Reproduce the portion of the article on the farm supplying produce to local schools between "Despite the wind, he" and "a busy one.", inclusive, swapping "students" for "pupils" at every occurrence.

Excerpt provided -
○ ○ ○ ○ ○ ○ ○
Tomatoes and lettuce line the fields at Mike Pearl’s farm on a windy day in Parkville, Missouri. Now he has plans to plant even more.
“We're gonna have a lot of the usual suspects, if you will: the watermelon, cantaloupe later this season. You know, tomatoes, cucumbers, radishes,” Pearl said.
Despite the wind, he said, this year's crops are off to a good start, and they’re for some very special customers: local students. Pearl said he’s excited about these customers since he never grew up eating produce like this for lunch.
“I’m not gonna tell you how old I am, but I can't imagine in my school cafeteria eating quinoa, or, I don't know, fresh kale greens,” Pearl said.
This is Pearl’s first year working with the KC Food Hub to provide produce to local students. And this year's going to be a busy one.
This fall, the food hub will be serving 38 schools across two local school districts. Katie Nixon, the food hub’s president, said that’s a jump from the six schools they started with last fall.
○ ○ ○ ○ ○ ○ ○
Entries shown -
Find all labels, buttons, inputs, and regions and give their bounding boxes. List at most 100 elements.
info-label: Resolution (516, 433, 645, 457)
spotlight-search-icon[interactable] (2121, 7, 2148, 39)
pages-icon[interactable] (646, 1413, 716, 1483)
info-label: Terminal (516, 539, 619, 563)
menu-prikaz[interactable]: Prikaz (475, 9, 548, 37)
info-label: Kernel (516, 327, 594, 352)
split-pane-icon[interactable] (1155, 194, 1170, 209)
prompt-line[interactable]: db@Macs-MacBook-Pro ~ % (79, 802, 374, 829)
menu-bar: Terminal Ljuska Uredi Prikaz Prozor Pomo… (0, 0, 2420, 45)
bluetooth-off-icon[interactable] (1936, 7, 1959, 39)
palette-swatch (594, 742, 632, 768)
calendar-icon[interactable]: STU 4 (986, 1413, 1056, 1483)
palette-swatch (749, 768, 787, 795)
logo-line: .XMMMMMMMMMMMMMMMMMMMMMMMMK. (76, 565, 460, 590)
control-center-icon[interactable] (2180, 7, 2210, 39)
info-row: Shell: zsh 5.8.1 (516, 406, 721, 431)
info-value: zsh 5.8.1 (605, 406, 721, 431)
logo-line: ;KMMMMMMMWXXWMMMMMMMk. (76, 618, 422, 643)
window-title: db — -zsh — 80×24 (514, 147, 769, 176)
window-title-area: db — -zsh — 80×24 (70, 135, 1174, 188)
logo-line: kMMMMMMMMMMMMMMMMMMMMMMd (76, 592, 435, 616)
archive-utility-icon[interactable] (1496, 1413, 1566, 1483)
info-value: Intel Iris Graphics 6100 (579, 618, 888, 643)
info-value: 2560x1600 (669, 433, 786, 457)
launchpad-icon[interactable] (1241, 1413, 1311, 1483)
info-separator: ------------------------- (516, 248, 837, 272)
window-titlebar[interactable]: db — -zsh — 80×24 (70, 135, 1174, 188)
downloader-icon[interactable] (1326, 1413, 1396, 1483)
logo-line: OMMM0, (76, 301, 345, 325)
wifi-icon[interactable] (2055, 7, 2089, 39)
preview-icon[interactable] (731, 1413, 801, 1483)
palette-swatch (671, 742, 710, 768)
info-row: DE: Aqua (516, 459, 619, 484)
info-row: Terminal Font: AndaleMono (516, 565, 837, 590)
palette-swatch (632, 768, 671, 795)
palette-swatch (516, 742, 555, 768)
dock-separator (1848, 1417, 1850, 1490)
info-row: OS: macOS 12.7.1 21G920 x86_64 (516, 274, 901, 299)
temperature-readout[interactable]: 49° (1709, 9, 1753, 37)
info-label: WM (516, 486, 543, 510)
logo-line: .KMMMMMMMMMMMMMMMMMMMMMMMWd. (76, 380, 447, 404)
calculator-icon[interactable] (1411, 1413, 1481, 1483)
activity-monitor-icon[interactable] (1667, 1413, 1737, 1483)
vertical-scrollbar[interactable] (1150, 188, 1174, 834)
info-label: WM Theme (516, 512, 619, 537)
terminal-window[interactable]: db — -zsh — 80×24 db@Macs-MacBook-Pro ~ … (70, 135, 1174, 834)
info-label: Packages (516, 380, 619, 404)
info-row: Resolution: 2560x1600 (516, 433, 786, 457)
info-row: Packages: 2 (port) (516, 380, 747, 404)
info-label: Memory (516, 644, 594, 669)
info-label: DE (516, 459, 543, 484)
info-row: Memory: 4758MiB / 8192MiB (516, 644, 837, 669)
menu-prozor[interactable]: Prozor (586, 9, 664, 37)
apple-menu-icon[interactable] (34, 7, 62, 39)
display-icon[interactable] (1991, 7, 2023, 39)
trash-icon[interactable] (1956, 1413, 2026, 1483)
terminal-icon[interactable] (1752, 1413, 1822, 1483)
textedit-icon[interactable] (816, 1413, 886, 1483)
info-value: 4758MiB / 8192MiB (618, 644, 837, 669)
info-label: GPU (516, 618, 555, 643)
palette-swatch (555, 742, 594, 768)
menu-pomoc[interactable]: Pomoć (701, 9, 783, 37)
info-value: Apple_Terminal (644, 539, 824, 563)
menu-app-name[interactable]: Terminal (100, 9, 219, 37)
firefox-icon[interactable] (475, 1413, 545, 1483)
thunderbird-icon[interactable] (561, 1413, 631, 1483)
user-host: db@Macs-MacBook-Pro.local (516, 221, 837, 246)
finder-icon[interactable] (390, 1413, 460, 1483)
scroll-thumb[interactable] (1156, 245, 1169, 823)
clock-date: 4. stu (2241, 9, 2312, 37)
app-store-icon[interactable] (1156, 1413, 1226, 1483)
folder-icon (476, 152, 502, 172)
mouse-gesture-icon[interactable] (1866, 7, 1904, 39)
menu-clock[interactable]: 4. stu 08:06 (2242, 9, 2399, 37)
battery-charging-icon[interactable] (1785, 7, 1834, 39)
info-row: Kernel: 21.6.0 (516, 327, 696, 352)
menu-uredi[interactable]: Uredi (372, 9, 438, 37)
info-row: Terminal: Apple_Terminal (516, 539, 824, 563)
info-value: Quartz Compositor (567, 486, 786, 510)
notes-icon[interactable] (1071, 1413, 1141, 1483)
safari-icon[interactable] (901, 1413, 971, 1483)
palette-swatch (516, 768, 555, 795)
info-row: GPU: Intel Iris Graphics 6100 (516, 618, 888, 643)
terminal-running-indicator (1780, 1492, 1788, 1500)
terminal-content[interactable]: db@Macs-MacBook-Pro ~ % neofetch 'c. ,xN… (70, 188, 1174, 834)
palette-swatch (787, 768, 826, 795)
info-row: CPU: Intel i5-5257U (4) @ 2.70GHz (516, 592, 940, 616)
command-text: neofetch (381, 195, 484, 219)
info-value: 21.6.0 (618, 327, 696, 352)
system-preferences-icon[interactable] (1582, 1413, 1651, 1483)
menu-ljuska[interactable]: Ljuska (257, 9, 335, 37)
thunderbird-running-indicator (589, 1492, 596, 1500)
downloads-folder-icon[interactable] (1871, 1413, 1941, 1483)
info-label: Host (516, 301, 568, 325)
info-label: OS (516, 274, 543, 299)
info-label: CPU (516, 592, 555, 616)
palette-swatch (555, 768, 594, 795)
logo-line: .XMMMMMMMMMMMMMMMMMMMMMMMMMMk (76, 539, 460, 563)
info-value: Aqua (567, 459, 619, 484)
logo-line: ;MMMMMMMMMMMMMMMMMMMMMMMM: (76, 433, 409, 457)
○ ○ ○ ○ ○ ○ ○
Solution -
Despite the wind, he said, this year's crops are off to a good start, and they’re for some very special customers: local pupils. Pearl said he’s excited about these customers since he never grew up eating produce like this for lunch.
“I’m not gonna tell you how old I am, but I can't imagine in my school cafeteria eating quinoa, or, I don't know, fresh kale greens,” Pearl said.
This is Pearl’s first year working with the KC Food Hub to provide produce to local pupils. And this year's going to be a busy one.